## [Exercise requirements]
Pull out each line of the material below that contains the word "supports".

******************************

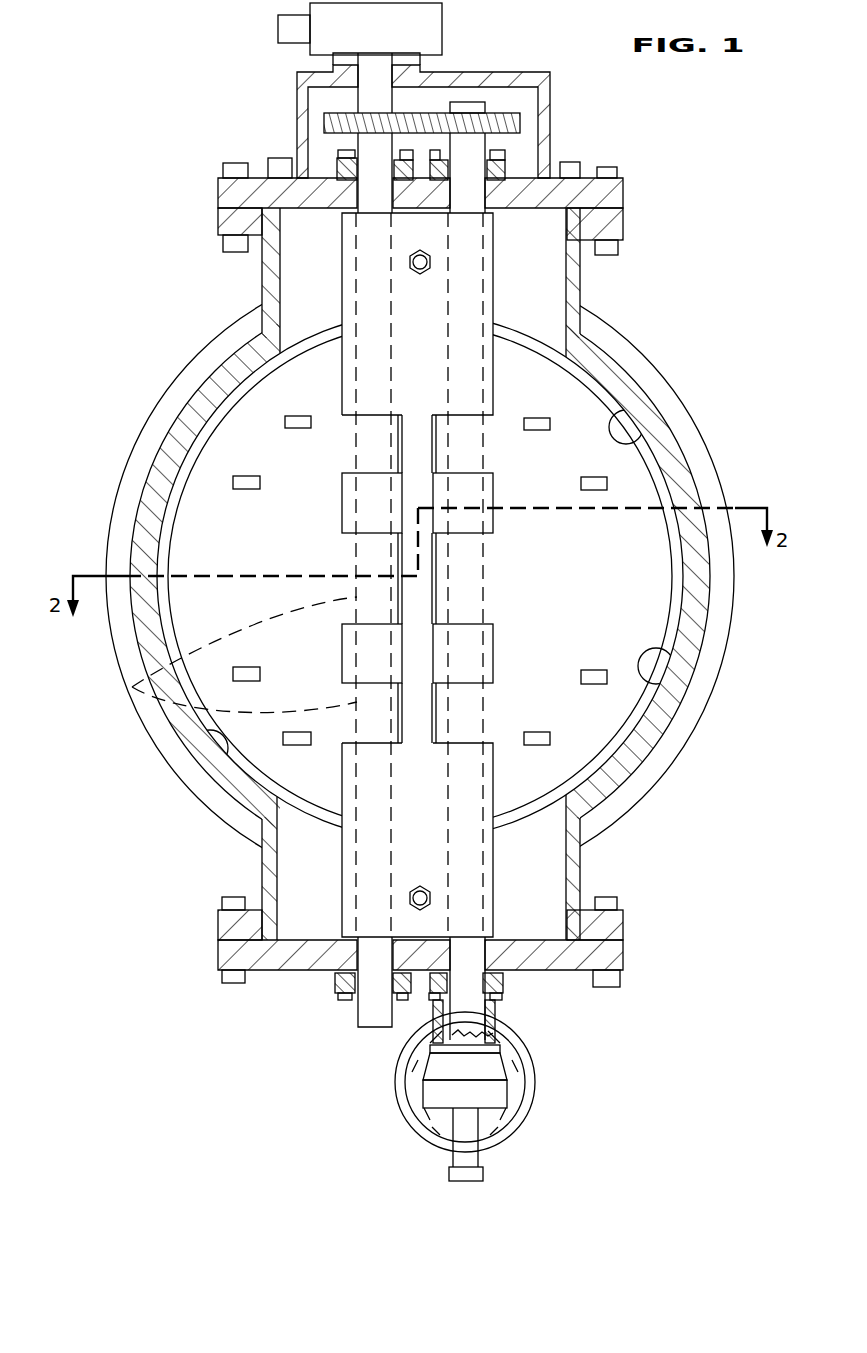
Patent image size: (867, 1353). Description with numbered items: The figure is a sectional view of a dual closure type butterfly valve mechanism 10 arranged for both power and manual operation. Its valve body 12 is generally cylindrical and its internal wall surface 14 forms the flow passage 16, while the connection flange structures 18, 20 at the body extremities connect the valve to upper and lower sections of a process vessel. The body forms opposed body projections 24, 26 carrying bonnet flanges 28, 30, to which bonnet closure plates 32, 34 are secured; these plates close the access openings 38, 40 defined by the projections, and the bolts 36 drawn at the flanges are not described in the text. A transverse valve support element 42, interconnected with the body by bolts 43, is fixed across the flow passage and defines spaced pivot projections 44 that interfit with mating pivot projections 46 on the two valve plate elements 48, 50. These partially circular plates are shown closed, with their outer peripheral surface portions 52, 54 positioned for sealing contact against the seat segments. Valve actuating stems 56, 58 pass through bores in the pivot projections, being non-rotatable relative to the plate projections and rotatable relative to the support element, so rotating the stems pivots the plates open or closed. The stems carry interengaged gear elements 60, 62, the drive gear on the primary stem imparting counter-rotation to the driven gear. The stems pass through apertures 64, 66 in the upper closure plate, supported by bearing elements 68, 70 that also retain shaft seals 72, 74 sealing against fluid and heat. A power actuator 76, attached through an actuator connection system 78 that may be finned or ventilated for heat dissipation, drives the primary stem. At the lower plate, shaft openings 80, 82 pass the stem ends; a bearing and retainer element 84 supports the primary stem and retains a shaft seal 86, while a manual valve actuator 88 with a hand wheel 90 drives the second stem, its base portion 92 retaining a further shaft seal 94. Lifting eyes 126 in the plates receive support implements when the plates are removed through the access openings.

The dual closure type butterfly valve mechanism 10 is at (436, 576).
The valve body 12 is at (688, 460).
The internal wall surface 14 is at (638, 444).
The flow passage 16 is at (193, 545).
The connection flange structure 18 is at (448, 576).
The connection flange structure 20 is at (685, 751).
The body projection 24 is at (262, 262).
The body projection 26 is at (262, 857).
The bonnet flange 28 is at (297, 218).
The bonnet flange 30 is at (217, 925).
The bonnet closure plate 32 is at (218, 190).
The bonnet closure plate 34 is at (217, 955).
The bolts 36 is at (225, 167).
The access opening 38 is at (262, 243).
The access opening 40 is at (298, 930).
The valve support element 42 is at (493, 917).
The bolts 43 is at (420, 276).
The pivot projections 44 is at (493, 638).
The mating pivot projections 46 is at (140, 687).
The valve plate element 48 is at (280, 557).
The valve plate element 50 is at (628, 621).
The outer peripheral surface portion 52 is at (226, 722).
The outer peripheral surface portion 54 is at (673, 652).
The valve actuating stem 56 is at (445, 1005).
The valve actuating stem 58 is at (470, 997).
The drive gear 60 is at (325, 117).
The driven gear 62 is at (520, 125).
The aperture 64 is at (383, 205).
The aperture 66 is at (482, 197).
The bearing element 68 is at (337, 163).
The bearing element 70 is at (503, 165).
The shaft seal 72 is at (357, 165).
The shaft seal 74 is at (540, 208).
The power actuator 76 is at (442, 24).
The actuator connection system 78 is at (517, 72).
The shaft opening 80 is at (353, 948).
The shaft opening 82 is at (478, 960).
The bearing and retainer element 84 is at (340, 985).
The shaft seal 86 is at (366, 1000).
The manual valve actuator 88 is at (507, 1090).
The actuator hand wheel 90 is at (505, 1142).
The base portion 92 is at (503, 985).
The shaft seal 94 is at (433, 1000).
The lifting eyes 126 is at (583, 452).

******************************

## [The reply]
Patent image size: (867, 1353). Description with numbered items: The figure is a sectional view of a dual closure type butterfly valve mechanism 10 arranged for both power and manual operation. Its valve body 12 is generally cylindrical and its internal wall surface 14 forms the flow passage 16, while the connection flange structures 18, 20 at the body extremities connect the valve to upper and lower sections of a process vessel. The body forms opposed body projections 24, 26 carrying bonnet flanges 28, 30, to which bonnet closure plates 32, 34 are secured; these plates close the access openings 38, 40 defined by the projections, and the bolts 36 drawn at the flanges are not described in the text. A transverse valve support element 42, interconnected with the body by bolts 43, is fixed across the flow passage and defines spaced pivot projections 44 that interfit with mating pivot projections 46 on the two valve plate elements 48, 50. These partially circular plates are shown closed, with their outer peripheral surface portions 52, 54 positioned for sealing contact against the seat segments. Valve actuating stems 56, 58 pass through bores in the pivot projections, being non-rotatable relative to the plate projections and rotatable relative to the support element, so rotating the stems pivots the plates open or closed. The stems carry interengaged gear elements 60, 62, the drive gear on the primary stem imparting counter-rotation to the driven gear. The stems pass through apertures 64, 66 in the upper closure plate, supported by bearing elements 68, 70 that also retain shaft seals 72, 74 sealing against fluid and heat. A power actuator 76, attached through an actuator connection system 78 that may be finned or ventilated for heat dissipation, drives the primary stem. At the lower plate, shaft openings 80, 82 pass the stem ends; a bearing and retainer element 84 supports the primary stem and retains a shaft seal 86, while a manual valve actuator 88 with a hand wheel 90 drives the second stem, its base portion 92 retaining a further shaft seal 94. Lifting eyes 126 in the plates receive support implements when the plates are removed through the access openings.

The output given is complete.